##### Materials provided #####

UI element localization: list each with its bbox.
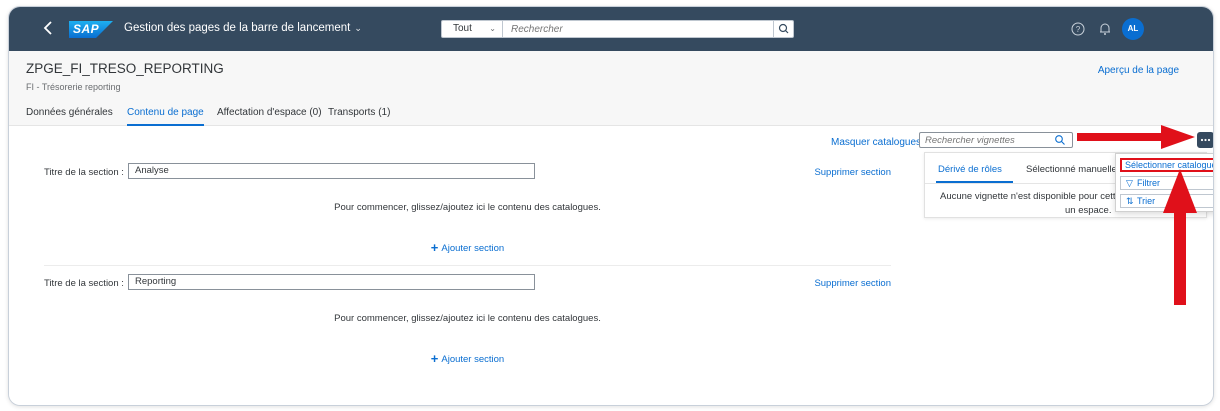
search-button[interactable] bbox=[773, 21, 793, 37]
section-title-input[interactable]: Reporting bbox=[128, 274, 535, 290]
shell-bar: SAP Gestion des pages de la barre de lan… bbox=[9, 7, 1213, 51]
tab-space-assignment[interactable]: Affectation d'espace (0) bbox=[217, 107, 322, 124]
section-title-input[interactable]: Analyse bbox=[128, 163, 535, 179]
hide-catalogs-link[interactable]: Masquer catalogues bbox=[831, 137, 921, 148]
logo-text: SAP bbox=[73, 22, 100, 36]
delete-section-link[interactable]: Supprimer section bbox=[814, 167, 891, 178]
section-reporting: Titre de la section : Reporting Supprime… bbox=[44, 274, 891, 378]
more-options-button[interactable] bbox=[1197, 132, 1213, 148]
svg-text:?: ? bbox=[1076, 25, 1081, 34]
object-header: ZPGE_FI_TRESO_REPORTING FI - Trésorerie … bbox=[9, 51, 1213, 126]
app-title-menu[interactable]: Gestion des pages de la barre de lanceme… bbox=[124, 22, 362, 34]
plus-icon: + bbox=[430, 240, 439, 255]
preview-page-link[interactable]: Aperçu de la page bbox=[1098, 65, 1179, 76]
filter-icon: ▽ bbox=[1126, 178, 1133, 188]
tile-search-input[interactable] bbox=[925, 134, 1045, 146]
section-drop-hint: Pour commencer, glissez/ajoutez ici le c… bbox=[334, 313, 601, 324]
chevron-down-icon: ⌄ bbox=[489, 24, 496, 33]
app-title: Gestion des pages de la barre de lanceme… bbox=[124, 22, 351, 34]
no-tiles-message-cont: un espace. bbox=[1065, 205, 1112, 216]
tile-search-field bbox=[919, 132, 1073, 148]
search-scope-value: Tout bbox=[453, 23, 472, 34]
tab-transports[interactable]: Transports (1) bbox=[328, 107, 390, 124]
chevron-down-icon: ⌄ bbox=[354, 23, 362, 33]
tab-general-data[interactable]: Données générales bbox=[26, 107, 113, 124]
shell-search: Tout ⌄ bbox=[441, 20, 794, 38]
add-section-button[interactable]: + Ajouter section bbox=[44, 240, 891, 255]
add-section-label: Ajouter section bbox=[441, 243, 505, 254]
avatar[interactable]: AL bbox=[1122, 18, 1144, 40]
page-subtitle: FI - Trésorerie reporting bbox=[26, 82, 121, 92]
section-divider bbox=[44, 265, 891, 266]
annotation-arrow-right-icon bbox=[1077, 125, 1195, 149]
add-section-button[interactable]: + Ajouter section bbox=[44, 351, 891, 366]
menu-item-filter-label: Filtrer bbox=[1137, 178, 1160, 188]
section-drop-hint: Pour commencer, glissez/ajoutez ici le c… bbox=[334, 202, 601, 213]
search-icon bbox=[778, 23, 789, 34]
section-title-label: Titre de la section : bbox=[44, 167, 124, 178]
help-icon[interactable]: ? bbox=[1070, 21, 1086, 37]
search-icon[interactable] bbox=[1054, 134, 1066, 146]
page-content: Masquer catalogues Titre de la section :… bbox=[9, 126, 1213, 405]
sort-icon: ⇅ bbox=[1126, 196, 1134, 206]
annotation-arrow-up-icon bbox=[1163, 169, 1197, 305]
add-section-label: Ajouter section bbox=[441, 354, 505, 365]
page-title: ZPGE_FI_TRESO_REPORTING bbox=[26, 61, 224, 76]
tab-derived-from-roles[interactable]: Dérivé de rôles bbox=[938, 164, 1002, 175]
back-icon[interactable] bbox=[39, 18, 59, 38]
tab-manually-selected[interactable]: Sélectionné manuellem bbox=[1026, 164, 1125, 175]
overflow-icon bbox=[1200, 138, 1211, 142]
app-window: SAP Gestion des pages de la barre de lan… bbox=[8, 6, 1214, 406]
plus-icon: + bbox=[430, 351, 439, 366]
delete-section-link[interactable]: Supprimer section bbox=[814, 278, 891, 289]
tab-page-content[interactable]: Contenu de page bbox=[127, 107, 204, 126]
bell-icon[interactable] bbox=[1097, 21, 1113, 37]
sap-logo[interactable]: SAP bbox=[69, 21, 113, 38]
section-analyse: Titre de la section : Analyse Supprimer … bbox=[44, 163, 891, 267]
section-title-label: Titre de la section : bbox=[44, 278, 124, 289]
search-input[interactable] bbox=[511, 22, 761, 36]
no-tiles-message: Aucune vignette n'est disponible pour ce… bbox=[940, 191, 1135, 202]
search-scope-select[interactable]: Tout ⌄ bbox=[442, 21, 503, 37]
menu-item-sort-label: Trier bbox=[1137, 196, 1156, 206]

#####
##### Materials provided #####

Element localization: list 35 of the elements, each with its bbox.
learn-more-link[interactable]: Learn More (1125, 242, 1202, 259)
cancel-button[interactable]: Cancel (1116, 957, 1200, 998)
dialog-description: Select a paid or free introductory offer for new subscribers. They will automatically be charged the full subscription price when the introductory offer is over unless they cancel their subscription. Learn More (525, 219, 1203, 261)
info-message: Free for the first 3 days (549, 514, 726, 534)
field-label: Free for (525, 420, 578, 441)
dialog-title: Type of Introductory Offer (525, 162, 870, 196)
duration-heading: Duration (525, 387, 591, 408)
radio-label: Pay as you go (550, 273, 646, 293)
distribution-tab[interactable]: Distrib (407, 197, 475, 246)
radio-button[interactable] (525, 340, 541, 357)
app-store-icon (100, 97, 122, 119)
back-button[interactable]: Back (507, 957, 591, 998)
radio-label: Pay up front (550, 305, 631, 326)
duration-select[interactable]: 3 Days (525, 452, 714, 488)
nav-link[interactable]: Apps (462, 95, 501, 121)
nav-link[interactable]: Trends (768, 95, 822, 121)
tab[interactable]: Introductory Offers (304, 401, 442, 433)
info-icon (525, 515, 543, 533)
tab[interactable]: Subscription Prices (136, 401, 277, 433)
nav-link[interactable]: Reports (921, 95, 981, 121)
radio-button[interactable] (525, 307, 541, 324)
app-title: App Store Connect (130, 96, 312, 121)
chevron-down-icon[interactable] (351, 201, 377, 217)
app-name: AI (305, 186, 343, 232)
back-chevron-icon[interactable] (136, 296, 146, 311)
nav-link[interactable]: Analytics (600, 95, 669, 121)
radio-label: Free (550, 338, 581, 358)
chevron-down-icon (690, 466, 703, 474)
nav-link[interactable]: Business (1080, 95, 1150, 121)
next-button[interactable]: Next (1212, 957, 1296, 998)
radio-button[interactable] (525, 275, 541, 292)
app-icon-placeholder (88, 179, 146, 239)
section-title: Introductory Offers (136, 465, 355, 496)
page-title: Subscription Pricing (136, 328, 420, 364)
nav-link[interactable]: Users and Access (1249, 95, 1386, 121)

#####

- Task details:
Arrange the rows starting at the one that contains "Element localization: list 35" and ending at the one that contains "back-chevron-icon[interactable] (136, 296, 146, 311)" as a numbered list, leaving out any blank lines.

- Result of the task:
1. Element localization: list 35 of the elements, each with its bbox.
2. learn-more-link[interactable]: Learn More (1125, 242, 1202, 259)
3. cancel-button[interactable]: Cancel (1116, 957, 1200, 998)
4. dialog-description: Select a paid or free introductory offer for new subscribers. They will automatically be charged the full subscription price when the introductory offer is over unless they cancel their subscription. Learn More (525, 219, 1203, 261)
5. info-message: Free for the first 3 days (549, 514, 726, 534)
6. field-label: Free for (525, 420, 578, 441)
7. dialog-title: Type of Introductory Offer (525, 162, 870, 196)
8. duration-heading: Duration (525, 387, 591, 408)
9. radio-label: Pay as you go (550, 273, 646, 293)
10. distribution-tab[interactable]: Distrib (407, 197, 475, 246)
11. radio-button[interactable] (525, 340, 541, 357)
12. app-store-icon (100, 97, 122, 119)
13. back-button[interactable]: Back (507, 957, 591, 998)
14. radio-label: Pay up front (550, 305, 631, 326)
15. duration-select[interactable]: 3 Days (525, 452, 714, 488)
16. nav-link[interactable]: Apps (462, 95, 501, 121)
17. nav-link[interactable]: Trends (768, 95, 822, 121)
18. tab[interactable]: Introductory Offers (304, 401, 442, 433)
19. info-icon (525, 515, 543, 533)
20. tab[interactable]: Subscription Prices (136, 401, 277, 433)
21. nav-link[interactable]: Reports (921, 95, 981, 121)
22. radio-button[interactable] (525, 307, 541, 324)
23. app-title: App Store Connect (130, 96, 312, 121)
24. chevron-down-icon[interactable] (351, 201, 377, 217)
25. app-name: AI (305, 186, 343, 232)
26. back-chevron-icon[interactable] (136, 296, 146, 311)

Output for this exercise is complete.